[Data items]
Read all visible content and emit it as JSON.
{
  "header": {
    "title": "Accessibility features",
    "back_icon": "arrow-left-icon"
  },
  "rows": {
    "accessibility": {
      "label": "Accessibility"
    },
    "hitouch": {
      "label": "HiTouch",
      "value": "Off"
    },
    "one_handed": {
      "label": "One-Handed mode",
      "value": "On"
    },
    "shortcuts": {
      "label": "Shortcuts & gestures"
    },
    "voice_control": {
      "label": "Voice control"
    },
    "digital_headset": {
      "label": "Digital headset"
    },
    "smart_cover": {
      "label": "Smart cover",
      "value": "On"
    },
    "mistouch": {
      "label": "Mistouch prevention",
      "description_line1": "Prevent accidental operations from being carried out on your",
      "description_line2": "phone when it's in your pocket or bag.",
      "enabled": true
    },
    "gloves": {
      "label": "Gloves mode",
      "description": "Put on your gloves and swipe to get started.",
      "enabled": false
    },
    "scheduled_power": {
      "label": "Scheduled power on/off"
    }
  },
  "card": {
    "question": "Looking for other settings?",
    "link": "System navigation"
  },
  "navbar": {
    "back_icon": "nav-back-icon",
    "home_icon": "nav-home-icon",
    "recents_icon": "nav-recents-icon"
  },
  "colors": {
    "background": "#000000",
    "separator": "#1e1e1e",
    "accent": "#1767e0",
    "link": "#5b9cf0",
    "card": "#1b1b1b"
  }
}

Task requirements
Print all of the entries again, exactly as written.

Result of this exercise
Read all visible content and emit it as JSON.
{
  "header": {
    "title": "Accessibility features",
    "back_icon": "arrow-left-icon"
  },
  "rows": {
    "accessibility": {
      "label": "Accessibility"
    },
    "hitouch": {
      "label": "HiTouch",
      "value": "Off"
    },
    "one_handed": {
      "label": "One-Handed mode",
      "value": "On"
    },
    "shortcuts": {
      "label": "Shortcuts & gestures"
    },
    "voice_control": {
      "label": "Voice control"
    },
    "digital_headset": {
      "label": "Digital headset"
    },
    "smart_cover": {
      "label": "Smart cover",
      "value": "On"
    },
    "mistouch": {
      "label": "Mistouch prevention",
      "description_line1": "Prevent accidental operations from being carried out on your",
      "description_line2": "phone when it's in your pocket or bag.",
      "enabled": true
    },
    "gloves": {
      "label": "Gloves mode",
      "description": "Put on your gloves and swipe to get started.",
      "enabled": false
    },
    "scheduled_power": {
      "label": "Scheduled power on/off"
    }
  },
  "card": {
    "question": "Looking for other settings?",
    "link": "System navigation"
  },
  "navbar": {
    "back_icon": "nav-back-icon",
    "home_icon": "nav-home-icon",
    "recents_icon": "nav-recents-icon"
  },
  "colors": {
    "background": "#000000",
    "separator": "#1e1e1e",
    "accent": "#1767e0",
    "link": "#5b9cf0",
    "card": "#1b1b1b"
  }
}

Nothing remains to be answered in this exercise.